» **INSTRUCTION**
Show only lines that include "silver".

» **RECORDS TO USE**
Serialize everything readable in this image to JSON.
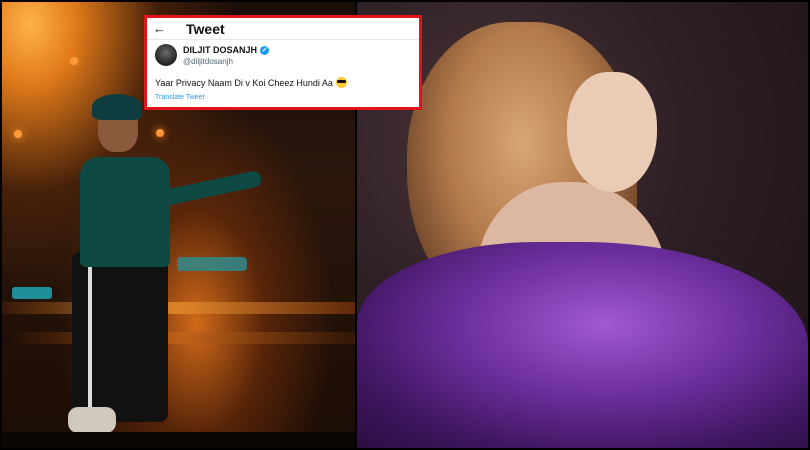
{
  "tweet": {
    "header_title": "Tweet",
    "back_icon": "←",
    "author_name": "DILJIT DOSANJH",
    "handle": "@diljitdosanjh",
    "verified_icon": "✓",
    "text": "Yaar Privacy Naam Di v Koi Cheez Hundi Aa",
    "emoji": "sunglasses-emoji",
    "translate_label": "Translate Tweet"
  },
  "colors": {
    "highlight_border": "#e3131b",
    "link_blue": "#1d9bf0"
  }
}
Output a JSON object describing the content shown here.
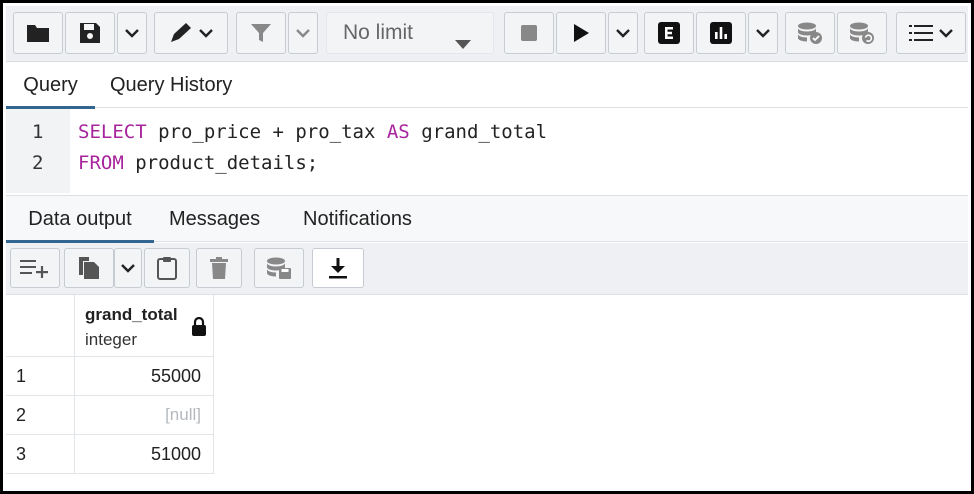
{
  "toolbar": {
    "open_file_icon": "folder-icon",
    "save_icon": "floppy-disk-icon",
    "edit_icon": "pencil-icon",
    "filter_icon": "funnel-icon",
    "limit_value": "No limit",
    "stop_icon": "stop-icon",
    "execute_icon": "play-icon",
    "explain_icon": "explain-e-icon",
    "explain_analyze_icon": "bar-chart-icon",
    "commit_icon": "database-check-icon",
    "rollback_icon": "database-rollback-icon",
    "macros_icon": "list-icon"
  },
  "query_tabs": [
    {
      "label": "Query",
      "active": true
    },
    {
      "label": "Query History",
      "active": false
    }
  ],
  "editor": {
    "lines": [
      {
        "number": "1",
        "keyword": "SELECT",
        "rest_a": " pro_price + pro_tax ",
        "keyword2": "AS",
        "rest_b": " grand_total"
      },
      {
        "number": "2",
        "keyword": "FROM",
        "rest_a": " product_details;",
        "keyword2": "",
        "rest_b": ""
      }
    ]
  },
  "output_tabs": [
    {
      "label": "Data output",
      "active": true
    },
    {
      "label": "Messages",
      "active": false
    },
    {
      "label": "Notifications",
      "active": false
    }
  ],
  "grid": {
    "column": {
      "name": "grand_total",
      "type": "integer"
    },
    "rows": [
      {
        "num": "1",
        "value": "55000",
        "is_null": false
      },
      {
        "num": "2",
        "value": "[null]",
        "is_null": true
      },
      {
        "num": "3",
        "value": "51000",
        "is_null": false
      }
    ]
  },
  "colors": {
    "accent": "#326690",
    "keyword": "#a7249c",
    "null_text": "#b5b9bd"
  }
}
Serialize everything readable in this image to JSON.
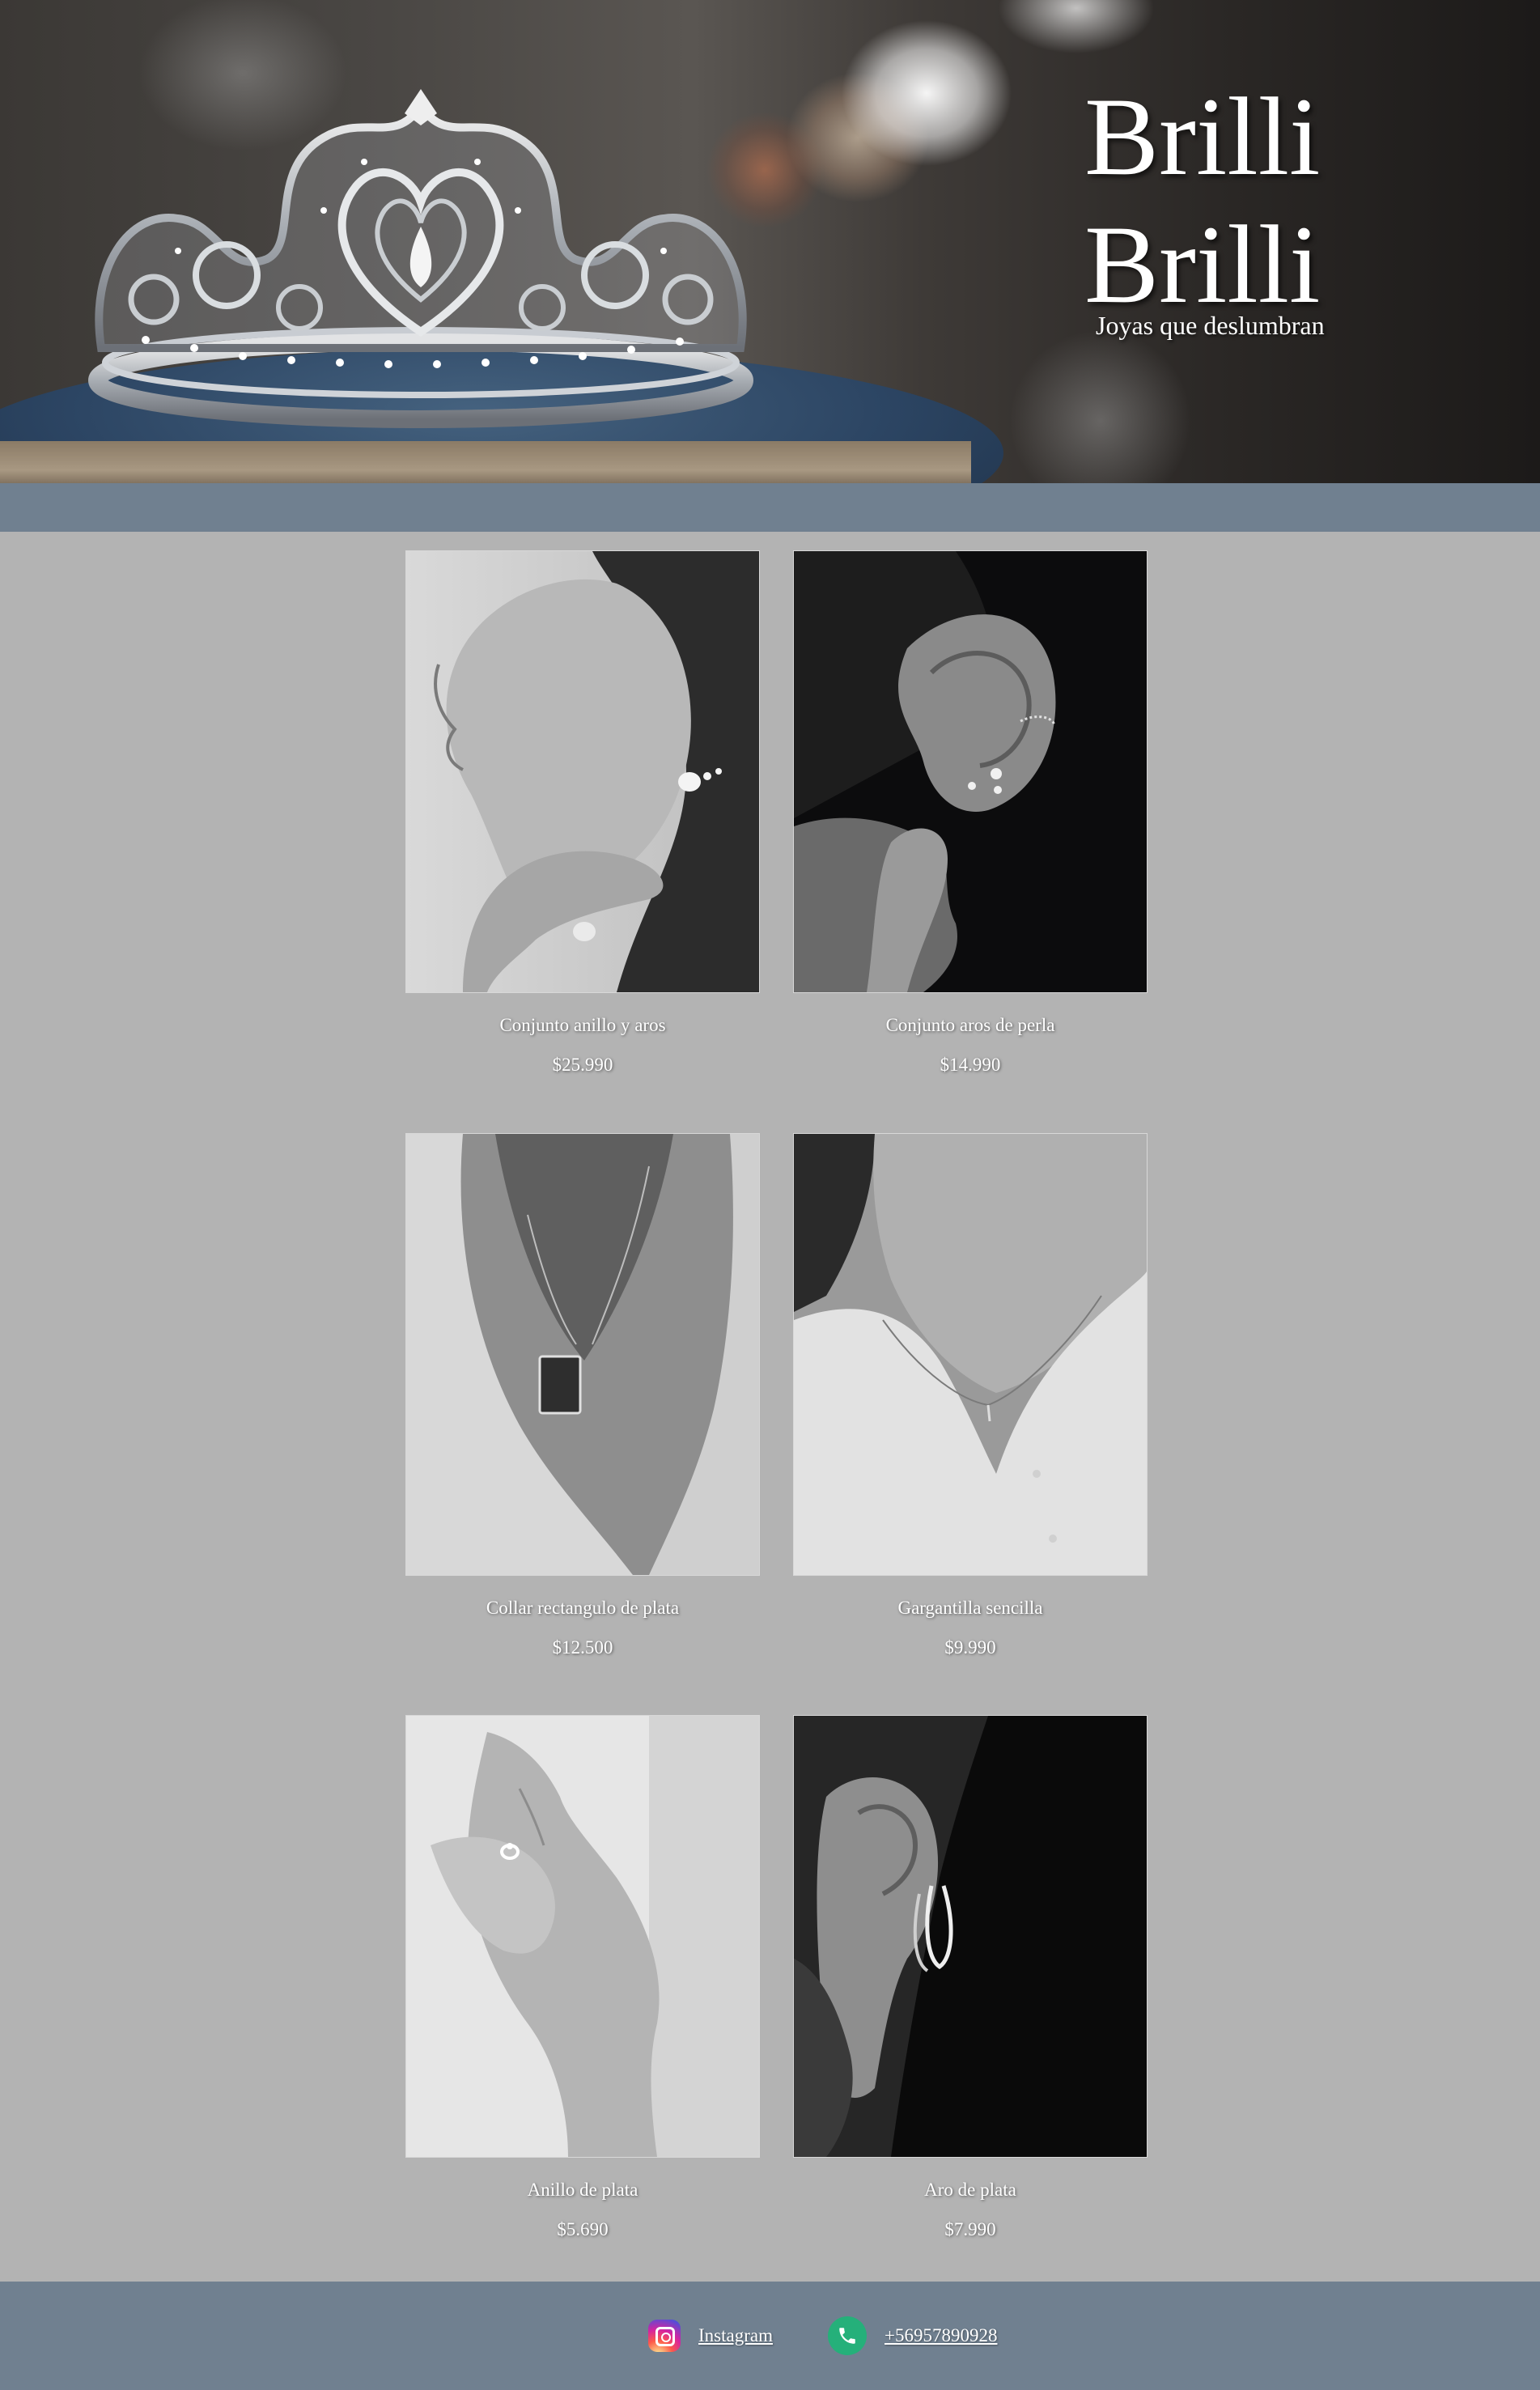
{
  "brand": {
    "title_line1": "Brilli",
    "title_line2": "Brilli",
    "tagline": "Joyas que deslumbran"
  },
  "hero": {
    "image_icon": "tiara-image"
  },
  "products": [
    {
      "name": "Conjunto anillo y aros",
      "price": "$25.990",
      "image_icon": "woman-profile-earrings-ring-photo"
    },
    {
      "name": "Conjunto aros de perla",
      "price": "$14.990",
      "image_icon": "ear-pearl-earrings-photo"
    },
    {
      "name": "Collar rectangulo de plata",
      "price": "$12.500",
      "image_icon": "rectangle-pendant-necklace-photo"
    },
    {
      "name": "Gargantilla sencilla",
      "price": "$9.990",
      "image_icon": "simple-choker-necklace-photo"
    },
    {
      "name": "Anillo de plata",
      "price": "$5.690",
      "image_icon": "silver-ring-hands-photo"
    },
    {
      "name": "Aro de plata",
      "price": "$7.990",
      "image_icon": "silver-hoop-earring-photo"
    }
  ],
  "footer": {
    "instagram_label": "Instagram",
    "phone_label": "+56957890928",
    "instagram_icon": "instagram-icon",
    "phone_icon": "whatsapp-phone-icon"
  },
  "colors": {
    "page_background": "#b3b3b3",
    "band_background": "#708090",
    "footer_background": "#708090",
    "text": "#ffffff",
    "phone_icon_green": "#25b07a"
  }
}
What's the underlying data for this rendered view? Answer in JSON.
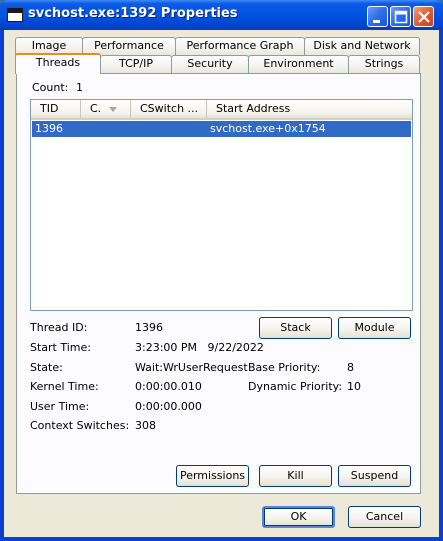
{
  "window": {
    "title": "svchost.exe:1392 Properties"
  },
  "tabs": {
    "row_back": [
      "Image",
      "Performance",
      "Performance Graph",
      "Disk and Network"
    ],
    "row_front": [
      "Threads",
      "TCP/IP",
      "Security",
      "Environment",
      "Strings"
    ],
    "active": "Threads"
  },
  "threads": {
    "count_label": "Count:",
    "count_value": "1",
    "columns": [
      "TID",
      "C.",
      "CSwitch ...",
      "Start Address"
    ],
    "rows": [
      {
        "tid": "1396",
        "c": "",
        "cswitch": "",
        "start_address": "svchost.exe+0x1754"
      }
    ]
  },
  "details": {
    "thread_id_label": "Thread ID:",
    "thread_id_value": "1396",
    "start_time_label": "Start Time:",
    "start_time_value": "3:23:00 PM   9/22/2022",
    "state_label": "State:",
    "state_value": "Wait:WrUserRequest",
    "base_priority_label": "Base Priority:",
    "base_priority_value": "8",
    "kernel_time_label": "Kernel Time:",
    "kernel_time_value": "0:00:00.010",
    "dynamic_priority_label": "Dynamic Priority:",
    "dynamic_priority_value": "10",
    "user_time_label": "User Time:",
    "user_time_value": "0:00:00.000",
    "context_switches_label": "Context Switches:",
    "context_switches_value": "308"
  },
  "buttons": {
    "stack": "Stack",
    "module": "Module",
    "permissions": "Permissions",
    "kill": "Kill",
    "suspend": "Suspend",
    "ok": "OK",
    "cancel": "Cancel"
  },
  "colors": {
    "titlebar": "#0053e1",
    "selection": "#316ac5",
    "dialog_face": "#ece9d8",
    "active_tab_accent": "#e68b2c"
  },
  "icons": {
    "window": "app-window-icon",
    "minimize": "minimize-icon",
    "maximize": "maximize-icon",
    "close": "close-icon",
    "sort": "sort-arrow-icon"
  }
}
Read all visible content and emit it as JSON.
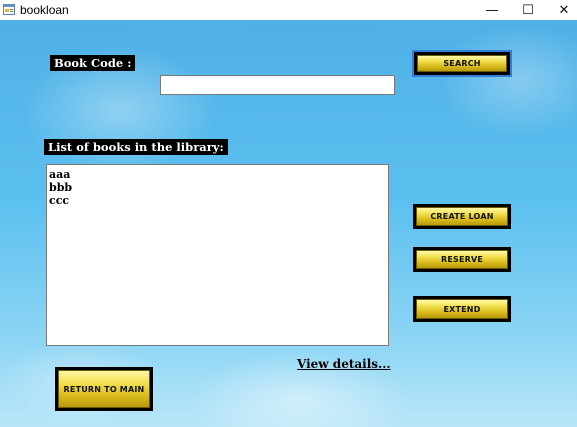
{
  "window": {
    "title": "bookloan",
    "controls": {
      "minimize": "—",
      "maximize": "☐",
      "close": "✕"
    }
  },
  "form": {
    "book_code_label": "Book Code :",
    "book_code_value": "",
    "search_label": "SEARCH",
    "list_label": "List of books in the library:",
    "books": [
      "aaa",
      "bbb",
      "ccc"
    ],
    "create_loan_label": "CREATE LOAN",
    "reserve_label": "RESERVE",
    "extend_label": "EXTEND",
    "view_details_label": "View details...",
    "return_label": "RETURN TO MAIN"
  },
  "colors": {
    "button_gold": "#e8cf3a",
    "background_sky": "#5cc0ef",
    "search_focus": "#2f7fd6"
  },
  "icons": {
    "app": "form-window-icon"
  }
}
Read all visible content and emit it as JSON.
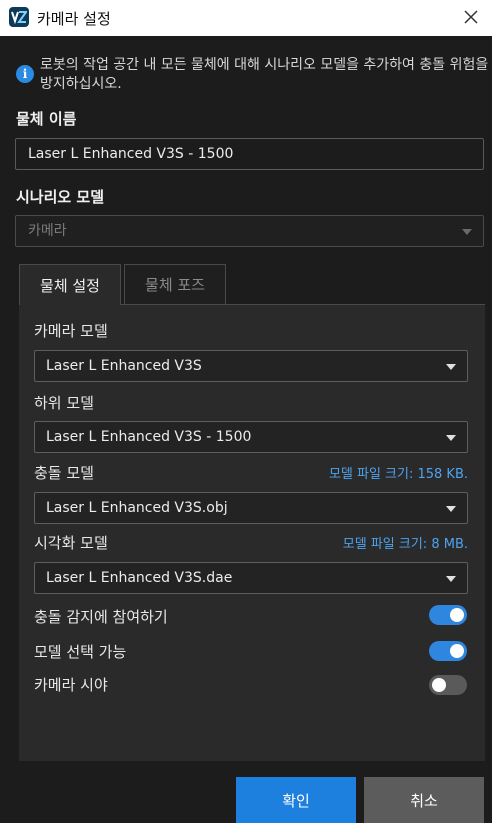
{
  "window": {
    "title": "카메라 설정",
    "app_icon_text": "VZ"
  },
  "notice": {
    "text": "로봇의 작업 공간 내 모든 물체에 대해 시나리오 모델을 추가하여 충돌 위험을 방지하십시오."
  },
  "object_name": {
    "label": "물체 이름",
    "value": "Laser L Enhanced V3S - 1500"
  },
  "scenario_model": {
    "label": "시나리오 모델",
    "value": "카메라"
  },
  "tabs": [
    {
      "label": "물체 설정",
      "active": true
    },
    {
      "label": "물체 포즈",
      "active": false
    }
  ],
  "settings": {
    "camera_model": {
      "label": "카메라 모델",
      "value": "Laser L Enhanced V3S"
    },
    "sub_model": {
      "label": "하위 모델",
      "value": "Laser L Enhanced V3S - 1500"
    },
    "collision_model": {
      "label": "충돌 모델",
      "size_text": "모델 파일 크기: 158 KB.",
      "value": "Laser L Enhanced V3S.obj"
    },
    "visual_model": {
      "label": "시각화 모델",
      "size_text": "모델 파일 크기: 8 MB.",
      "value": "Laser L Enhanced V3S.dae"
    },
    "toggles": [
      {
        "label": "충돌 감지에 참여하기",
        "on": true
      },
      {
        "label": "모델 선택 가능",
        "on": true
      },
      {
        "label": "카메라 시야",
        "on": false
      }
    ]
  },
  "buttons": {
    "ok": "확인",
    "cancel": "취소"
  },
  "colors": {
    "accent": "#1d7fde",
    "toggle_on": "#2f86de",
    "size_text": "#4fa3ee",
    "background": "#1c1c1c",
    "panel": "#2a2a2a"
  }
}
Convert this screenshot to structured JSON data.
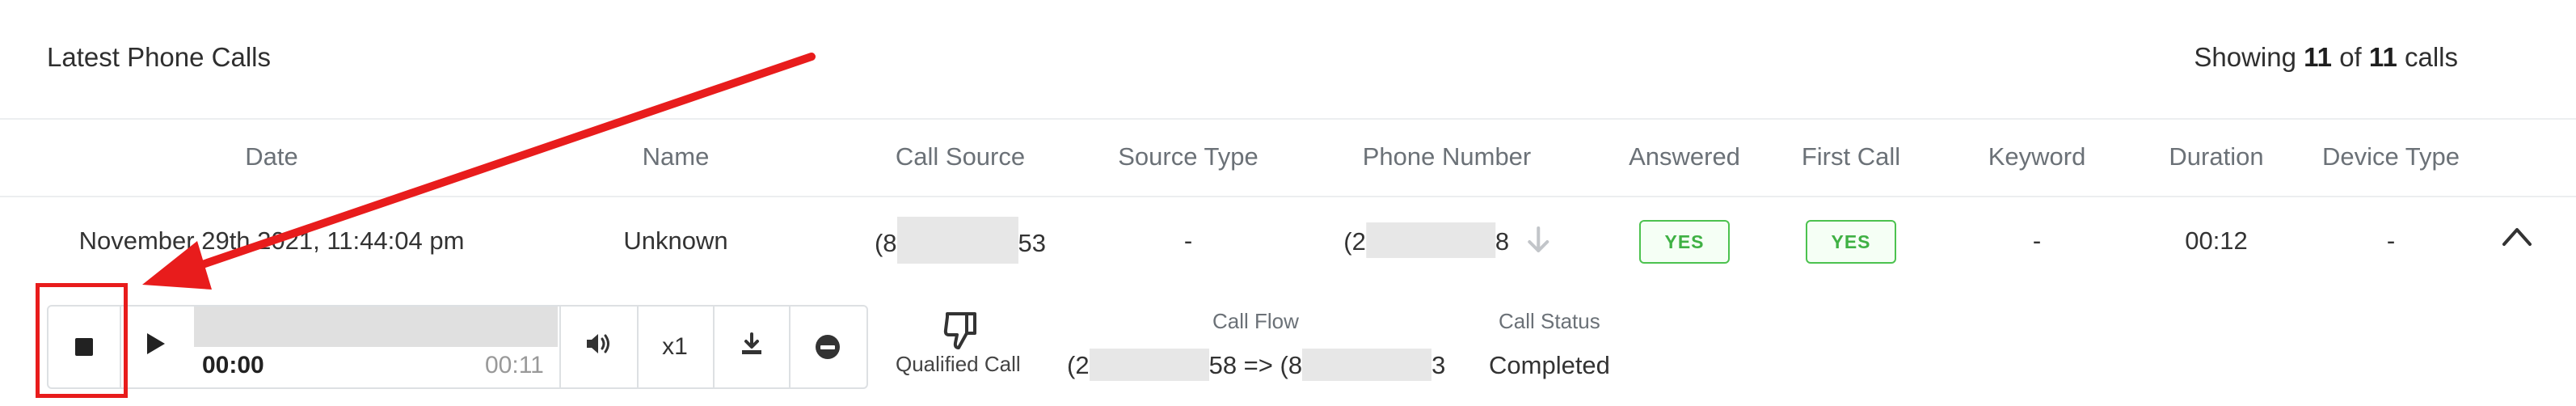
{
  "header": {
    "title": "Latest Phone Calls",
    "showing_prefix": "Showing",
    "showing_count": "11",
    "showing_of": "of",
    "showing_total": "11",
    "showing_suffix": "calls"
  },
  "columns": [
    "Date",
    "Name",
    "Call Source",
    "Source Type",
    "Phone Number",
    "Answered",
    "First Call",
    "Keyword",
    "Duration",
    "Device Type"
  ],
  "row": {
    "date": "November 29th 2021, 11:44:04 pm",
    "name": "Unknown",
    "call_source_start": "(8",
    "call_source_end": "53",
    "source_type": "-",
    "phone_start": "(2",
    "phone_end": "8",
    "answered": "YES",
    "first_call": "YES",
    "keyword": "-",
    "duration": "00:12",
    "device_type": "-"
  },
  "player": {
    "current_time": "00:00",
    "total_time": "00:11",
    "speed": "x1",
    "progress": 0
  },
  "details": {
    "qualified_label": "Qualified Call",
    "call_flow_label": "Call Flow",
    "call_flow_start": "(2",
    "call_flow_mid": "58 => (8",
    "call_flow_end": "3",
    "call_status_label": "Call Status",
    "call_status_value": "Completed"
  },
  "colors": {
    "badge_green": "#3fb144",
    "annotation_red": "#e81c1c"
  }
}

» **FULL OUTPUT**
      "image_icon": "silver-ring-hands-photo"
      "image_icon": "silver-hoop-earring-photo"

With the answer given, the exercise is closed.